Instruction
Copy out all the lines where "Foreign" shows up.

┌──

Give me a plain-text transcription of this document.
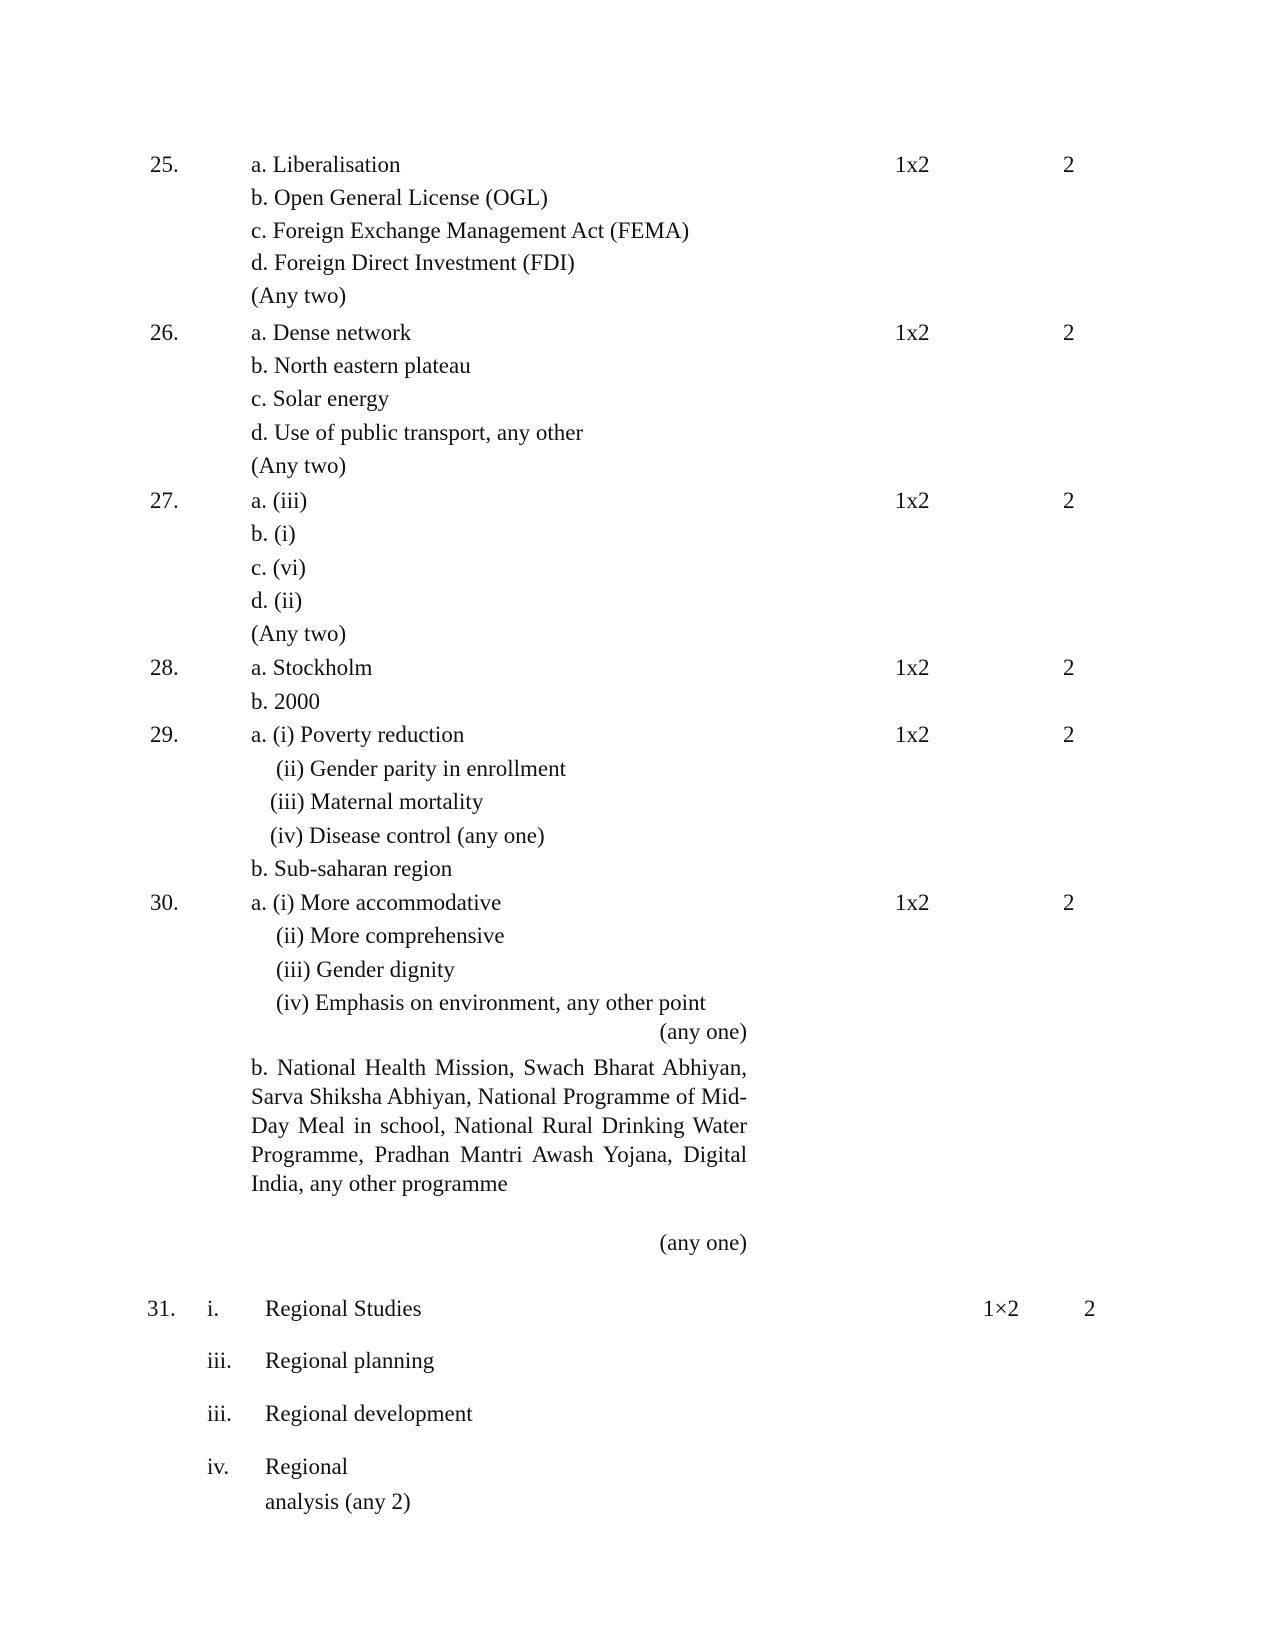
25.	a. Liberalisation
b. Open General License (OGL)
c. Foreign Exchange Management Act (FEMA)
d. Foreign Direct Investment (FDI)
(Any two)
1x2	2
26.	a. Dense network
b. North eastern plateau
c. Solar energy
d. Use of public transport, any other
(Any two)
1x2	2
27.	a. (iii)
b. (i)
c. (vi)
d. (ii)
(Any two)
1x2	2
28.	a. Stockholm
b. 2000
1x2	2
29.	a. (i) Poverty reduction
(ii) Gender parity in enrollment
(iii) Maternal mortality
(iv) Disease control (any one)
b. Sub-saharan region
1x2	2
30.	a. (i) More accommodative
(ii) More comprehensive
(iii) Gender dignity
(iv) Emphasis on environment, any other point
(any one)
b. National Health Mission, Swach Bharat Abhiyan, Sarva Shiksha Abhiyan, National Programme of Mid-Day Meal in school, National Rural Drinking Water Programme, Pradhan Mantri Awash Yojana, Digital India, any other programme
(any one)
1x2	2
31. i. Regional Studies
iii. Regional planning
iii. Regional development
iv. Regional
analysis (any 2)
1×2	2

└──

Answer to the exercise
c. Foreign Exchange Management Act (FEMA)
d. Foreign Direct Investment (FDI)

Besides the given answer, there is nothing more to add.